**Job:** Search the data for the word "JSON" and copy every line where it occurs.

··· Records provided

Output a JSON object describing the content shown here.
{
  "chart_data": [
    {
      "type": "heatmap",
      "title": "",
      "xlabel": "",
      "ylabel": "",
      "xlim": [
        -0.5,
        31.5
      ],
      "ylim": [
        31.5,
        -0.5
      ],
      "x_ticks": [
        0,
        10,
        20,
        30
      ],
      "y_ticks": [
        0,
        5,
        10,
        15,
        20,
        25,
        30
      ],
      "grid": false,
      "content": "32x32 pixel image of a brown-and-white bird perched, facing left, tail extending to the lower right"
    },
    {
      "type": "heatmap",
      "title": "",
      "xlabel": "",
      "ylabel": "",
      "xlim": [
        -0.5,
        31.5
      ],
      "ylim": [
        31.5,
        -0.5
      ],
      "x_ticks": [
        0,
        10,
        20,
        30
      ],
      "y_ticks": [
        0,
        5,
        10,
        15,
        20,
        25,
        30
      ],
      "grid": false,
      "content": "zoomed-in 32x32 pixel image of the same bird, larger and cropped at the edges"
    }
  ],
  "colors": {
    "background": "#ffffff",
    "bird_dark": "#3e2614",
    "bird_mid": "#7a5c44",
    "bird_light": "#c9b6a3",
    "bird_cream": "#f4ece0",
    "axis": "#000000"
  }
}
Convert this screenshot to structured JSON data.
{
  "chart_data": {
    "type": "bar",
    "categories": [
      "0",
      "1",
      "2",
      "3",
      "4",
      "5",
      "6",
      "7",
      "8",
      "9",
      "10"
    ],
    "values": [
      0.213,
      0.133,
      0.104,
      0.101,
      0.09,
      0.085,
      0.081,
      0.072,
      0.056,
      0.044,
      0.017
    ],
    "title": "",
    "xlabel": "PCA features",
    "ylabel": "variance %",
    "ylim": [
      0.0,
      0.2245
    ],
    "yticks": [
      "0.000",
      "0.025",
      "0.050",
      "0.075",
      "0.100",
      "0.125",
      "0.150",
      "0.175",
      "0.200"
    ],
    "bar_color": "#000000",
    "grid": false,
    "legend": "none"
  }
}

······

**Response:**
Output a JSON object describing the content shown here.
Convert this screenshot to structured JSON data.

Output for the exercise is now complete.